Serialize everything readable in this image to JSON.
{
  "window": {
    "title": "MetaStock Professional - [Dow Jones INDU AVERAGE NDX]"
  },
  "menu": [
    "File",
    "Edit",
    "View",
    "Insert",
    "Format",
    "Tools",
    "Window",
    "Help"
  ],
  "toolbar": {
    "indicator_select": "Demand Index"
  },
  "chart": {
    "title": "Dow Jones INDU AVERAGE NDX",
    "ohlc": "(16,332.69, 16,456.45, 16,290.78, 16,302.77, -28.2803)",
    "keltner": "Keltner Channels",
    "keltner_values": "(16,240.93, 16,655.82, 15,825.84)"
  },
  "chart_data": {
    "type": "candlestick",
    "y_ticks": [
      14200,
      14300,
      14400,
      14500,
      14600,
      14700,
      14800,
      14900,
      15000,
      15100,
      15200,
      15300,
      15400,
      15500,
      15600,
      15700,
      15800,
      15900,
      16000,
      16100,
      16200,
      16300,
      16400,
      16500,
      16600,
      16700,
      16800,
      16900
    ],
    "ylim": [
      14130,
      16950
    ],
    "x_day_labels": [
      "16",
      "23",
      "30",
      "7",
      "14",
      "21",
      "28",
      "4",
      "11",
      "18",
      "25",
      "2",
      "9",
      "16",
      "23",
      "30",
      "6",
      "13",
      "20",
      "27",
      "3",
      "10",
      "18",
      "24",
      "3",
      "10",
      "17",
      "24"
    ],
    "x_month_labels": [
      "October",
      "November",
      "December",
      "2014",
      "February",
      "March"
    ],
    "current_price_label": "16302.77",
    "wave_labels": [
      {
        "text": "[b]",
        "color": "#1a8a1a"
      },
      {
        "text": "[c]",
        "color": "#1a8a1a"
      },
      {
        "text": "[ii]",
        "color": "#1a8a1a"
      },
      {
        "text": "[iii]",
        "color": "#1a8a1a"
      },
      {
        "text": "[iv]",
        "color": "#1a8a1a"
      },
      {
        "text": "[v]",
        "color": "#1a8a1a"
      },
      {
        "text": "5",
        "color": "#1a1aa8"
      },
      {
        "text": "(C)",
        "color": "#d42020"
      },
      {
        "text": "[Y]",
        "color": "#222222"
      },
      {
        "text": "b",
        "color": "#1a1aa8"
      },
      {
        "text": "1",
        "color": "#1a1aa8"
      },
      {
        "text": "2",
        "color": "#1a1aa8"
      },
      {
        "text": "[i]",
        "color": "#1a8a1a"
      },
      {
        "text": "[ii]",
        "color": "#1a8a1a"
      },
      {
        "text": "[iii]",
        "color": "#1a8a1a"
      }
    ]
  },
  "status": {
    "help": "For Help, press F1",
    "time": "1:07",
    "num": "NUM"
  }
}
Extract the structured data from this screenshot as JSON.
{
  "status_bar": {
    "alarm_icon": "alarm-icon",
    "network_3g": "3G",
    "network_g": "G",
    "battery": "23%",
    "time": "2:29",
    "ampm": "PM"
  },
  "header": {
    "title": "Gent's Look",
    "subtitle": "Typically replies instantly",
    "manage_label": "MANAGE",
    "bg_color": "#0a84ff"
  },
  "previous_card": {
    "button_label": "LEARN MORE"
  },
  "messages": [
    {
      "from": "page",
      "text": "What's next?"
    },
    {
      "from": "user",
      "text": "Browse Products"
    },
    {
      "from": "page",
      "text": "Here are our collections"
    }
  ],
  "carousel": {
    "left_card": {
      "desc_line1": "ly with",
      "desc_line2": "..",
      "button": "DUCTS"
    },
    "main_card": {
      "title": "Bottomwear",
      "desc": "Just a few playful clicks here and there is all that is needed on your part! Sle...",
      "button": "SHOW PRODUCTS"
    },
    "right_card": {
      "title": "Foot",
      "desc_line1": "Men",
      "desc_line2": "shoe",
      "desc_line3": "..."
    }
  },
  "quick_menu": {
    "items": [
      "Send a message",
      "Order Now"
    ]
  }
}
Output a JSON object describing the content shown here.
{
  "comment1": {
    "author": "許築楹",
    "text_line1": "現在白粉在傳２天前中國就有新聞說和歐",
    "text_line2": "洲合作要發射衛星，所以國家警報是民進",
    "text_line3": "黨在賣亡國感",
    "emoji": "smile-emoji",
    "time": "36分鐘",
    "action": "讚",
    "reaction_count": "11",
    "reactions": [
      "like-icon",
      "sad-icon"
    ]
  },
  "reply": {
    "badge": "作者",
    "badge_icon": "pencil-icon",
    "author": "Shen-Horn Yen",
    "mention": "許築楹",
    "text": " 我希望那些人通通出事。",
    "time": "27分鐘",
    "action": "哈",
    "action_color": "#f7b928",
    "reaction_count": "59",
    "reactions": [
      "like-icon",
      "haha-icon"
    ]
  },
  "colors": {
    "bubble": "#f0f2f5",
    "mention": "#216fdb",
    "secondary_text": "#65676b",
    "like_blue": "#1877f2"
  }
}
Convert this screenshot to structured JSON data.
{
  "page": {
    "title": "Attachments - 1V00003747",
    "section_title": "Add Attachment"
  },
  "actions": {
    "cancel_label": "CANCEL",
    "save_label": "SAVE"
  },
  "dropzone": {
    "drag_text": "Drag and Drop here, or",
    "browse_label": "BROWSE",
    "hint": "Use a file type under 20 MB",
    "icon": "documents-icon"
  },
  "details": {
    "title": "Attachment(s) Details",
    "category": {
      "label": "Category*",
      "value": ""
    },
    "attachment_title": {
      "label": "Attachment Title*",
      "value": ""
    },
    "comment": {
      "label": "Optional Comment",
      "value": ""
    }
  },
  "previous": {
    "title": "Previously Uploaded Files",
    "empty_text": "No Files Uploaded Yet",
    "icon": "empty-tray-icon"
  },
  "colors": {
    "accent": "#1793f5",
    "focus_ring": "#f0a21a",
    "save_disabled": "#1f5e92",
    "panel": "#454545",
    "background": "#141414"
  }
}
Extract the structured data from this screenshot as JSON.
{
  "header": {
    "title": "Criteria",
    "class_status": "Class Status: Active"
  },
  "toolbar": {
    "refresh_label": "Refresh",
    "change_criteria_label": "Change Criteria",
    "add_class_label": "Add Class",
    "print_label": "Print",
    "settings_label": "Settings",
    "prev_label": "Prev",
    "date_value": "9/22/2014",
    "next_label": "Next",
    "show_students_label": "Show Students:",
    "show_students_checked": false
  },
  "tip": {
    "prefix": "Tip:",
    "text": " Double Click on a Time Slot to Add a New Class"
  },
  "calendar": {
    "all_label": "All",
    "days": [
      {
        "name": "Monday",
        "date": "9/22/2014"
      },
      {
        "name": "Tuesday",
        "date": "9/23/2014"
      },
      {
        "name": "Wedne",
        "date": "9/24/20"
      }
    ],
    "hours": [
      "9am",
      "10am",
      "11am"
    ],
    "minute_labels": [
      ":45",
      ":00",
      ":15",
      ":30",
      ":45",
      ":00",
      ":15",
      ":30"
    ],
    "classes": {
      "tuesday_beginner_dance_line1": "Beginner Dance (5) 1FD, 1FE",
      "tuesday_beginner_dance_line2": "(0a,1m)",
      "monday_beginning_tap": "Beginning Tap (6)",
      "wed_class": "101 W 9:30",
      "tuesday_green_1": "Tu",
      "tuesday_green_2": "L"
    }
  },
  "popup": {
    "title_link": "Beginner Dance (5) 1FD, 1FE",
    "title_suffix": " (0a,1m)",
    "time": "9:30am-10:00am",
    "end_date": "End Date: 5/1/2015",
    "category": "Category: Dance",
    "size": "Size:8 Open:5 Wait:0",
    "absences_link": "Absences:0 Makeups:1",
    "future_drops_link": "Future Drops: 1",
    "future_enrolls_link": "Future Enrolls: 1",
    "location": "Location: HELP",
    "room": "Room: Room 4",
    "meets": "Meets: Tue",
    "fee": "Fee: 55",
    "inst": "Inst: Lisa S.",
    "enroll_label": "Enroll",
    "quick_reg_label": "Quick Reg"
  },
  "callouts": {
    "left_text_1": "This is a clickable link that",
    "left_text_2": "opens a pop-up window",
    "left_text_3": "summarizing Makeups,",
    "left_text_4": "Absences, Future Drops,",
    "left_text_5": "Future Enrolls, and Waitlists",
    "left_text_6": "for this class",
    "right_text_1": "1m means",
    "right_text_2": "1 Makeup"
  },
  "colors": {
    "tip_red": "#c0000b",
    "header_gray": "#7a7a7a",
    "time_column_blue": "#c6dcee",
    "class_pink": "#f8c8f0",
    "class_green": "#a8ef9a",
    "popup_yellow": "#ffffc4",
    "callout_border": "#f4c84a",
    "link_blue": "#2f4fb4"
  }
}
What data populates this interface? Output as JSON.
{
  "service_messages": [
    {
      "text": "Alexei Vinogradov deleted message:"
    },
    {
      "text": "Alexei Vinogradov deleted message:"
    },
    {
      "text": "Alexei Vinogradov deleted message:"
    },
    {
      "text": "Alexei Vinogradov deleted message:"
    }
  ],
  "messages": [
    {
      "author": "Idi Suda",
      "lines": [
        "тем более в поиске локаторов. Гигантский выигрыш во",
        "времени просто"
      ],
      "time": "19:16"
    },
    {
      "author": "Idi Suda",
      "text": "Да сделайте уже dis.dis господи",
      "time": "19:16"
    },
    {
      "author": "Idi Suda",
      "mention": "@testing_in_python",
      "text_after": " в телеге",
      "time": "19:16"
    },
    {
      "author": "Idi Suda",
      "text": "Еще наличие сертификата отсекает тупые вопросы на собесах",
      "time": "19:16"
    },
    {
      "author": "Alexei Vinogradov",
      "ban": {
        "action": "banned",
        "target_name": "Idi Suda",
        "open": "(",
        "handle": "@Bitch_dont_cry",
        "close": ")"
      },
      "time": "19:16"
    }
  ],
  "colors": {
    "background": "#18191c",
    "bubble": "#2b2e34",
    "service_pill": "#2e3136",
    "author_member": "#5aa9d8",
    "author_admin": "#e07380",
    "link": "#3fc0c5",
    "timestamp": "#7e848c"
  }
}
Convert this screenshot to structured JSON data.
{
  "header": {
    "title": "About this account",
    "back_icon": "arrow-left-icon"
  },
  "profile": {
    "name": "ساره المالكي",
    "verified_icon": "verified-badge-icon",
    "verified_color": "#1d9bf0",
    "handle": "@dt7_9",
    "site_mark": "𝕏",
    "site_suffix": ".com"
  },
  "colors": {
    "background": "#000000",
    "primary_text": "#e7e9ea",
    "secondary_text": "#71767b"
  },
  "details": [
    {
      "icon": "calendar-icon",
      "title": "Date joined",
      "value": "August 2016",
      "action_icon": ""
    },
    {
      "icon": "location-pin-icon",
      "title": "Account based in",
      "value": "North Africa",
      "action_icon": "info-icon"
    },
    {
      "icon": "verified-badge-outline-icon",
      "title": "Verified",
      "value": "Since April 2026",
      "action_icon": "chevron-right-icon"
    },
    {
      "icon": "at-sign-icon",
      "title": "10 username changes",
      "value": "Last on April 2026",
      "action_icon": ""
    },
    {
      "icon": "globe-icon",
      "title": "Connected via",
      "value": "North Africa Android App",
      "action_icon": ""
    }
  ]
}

┄┄┄┄┄┄┄┄┄┄

TASK:
From the entries above, copy each line holding "that".

TASK RESULT:
      "desc": "Just a few playful clicks here and there is all that is needed on your part! Sle...",
    "left_text_1": "This is a clickable link that",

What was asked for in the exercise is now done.